### What the task requires
Skip all pictures, then print the remaining material exactly.

### Dataset items
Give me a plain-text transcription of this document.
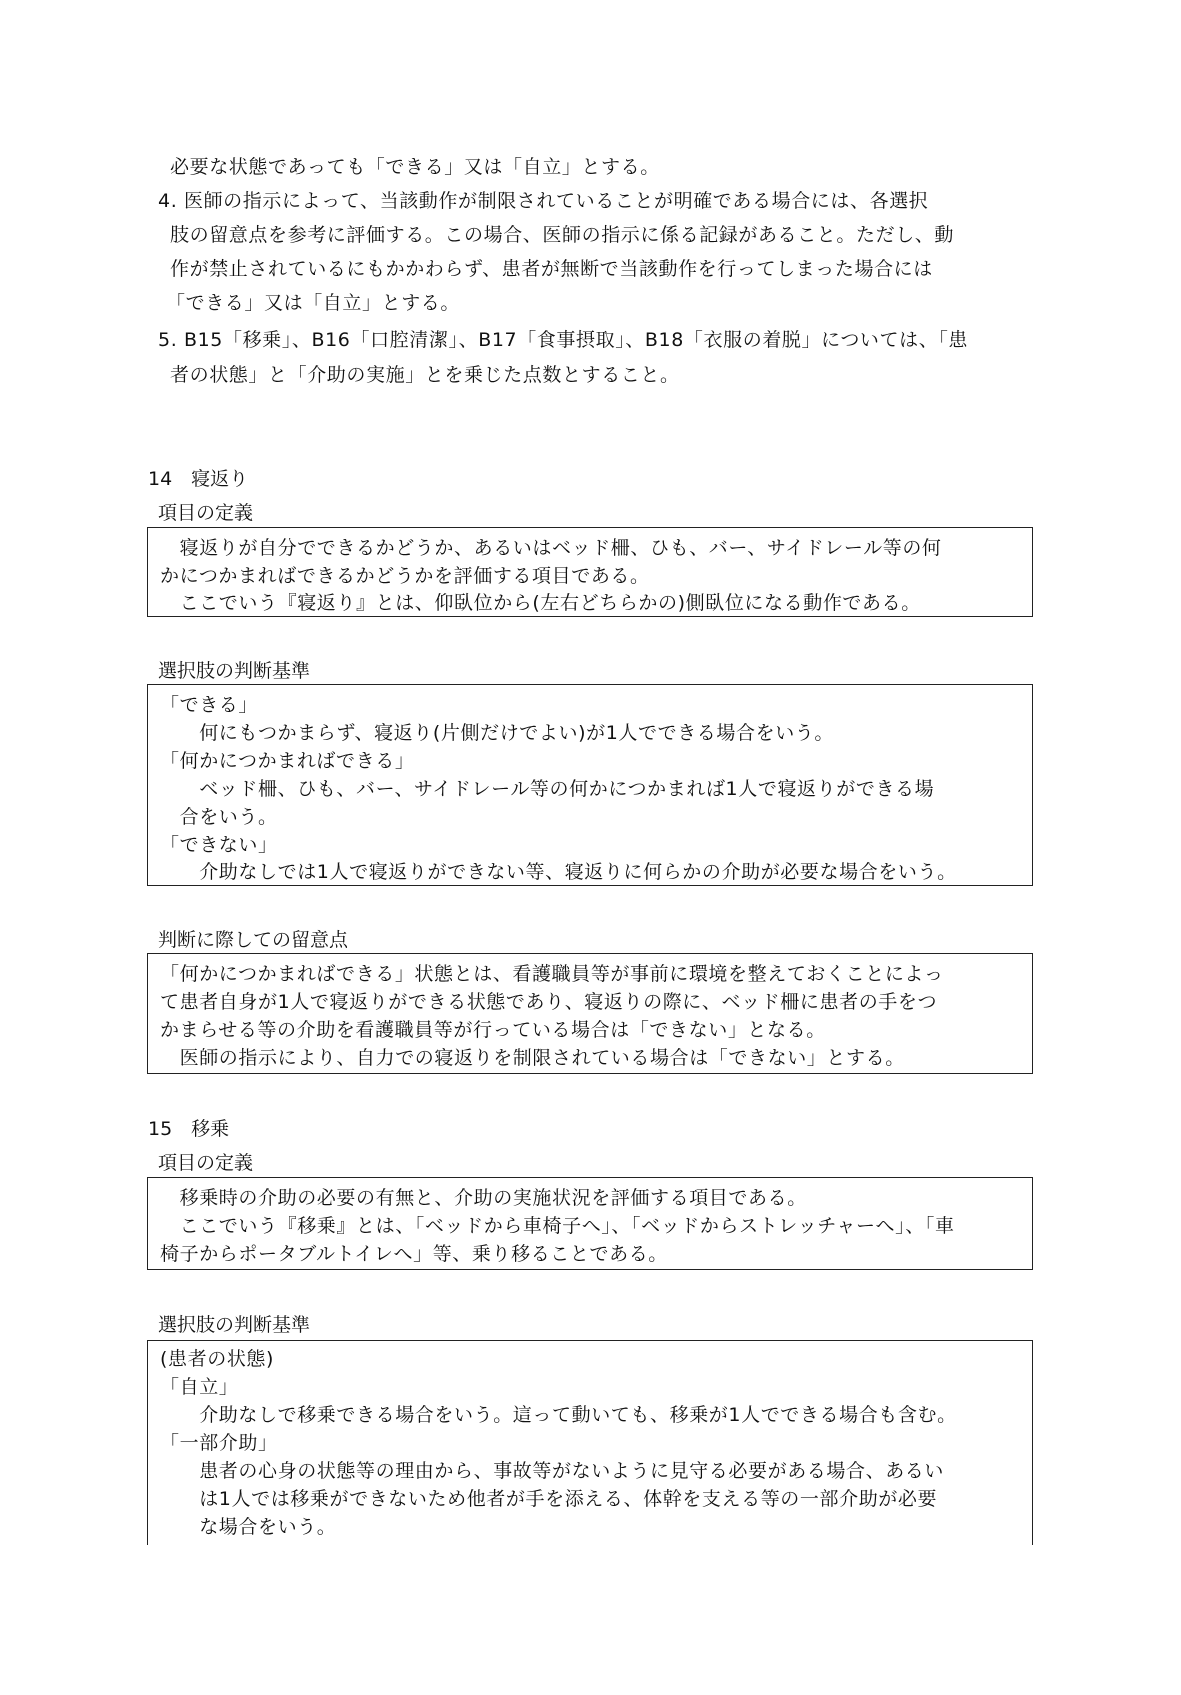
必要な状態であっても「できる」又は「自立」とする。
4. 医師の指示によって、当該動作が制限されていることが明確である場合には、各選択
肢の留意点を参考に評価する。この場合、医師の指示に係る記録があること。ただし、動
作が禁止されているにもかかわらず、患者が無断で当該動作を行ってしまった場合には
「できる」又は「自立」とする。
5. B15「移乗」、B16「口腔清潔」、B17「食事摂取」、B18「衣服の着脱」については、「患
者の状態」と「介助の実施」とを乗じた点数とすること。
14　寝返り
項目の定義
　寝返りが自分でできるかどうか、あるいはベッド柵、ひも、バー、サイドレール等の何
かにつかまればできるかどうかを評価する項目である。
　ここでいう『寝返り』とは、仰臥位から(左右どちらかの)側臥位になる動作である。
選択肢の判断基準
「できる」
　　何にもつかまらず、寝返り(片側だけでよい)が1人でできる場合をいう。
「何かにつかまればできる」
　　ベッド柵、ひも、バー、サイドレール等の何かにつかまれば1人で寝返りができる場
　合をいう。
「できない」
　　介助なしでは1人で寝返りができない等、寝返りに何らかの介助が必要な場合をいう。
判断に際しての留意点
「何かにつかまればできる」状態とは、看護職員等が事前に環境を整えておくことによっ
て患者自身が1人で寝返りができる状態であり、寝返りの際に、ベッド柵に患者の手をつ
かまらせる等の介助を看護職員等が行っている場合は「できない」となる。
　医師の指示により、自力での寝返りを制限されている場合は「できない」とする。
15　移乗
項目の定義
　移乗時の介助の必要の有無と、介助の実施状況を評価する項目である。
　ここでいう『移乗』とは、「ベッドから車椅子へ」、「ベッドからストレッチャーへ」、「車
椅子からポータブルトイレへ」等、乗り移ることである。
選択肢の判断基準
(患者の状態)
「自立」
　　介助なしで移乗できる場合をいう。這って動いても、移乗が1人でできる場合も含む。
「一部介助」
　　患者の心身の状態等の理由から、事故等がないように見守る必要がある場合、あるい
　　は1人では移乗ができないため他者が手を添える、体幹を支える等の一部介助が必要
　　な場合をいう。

### Result for this task
Give me a plain-text transcription of this document.
必要な状態であっても「できる」又は「自立」とする。
4. 医師の指示によって、当該動作が制限されていることが明確である場合には、各選択
肢の留意点を参考に評価する。この場合、医師の指示に係る記録があること。ただし、動
作が禁止されているにもかかわらず、患者が無断で当該動作を行ってしまった場合には
「できる」又は「自立」とする。
5. B15「移乗」、B16「口腔清潔」、B17「食事摂取」、B18「衣服の着脱」については、「患
者の状態」と「介助の実施」とを乗じた点数とすること。
14　寝返り
項目の定義
　寝返りが自分でできるかどうか、あるいはベッド柵、ひも、バー、サイドレール等の何
かにつかまればできるかどうかを評価する項目である。
　ここでいう『寝返り』とは、仰臥位から(左右どちらかの)側臥位になる動作である。
選択肢の判断基準
「できる」
　　何にもつかまらず、寝返り(片側だけでよい)が1人でできる場合をいう。
「何かにつかまればできる」
　　ベッド柵、ひも、バー、サイドレール等の何かにつかまれば1人で寝返りができる場
　合をいう。
「できない」
　　介助なしでは1人で寝返りができない等、寝返りに何らかの介助が必要な場合をいう。
判断に際しての留意点
「何かにつかまればできる」状態とは、看護職員等が事前に環境を整えておくことによっ
て患者自身が1人で寝返りができる状態であり、寝返りの際に、ベッド柵に患者の手をつ
かまらせる等の介助を看護職員等が行っている場合は「できない」となる。
　医師の指示により、自力での寝返りを制限されている場合は「できない」とする。
15　移乗
項目の定義
　移乗時の介助の必要の有無と、介助の実施状況を評価する項目である。
　ここでいう『移乗』とは、「ベッドから車椅子へ」、「ベッドからストレッチャーへ」、「車
椅子からポータブルトイレへ」等、乗り移ることである。
選択肢の判断基準
(患者の状態)
「自立」
　　介助なしで移乗できる場合をいう。這って動いても、移乗が1人でできる場合も含む。
「一部介助」
　　患者の心身の状態等の理由から、事故等がないように見守る必要がある場合、あるい
　　は1人では移乗ができないため他者が手を添える、体幹を支える等の一部介助が必要
　　な場合をいう。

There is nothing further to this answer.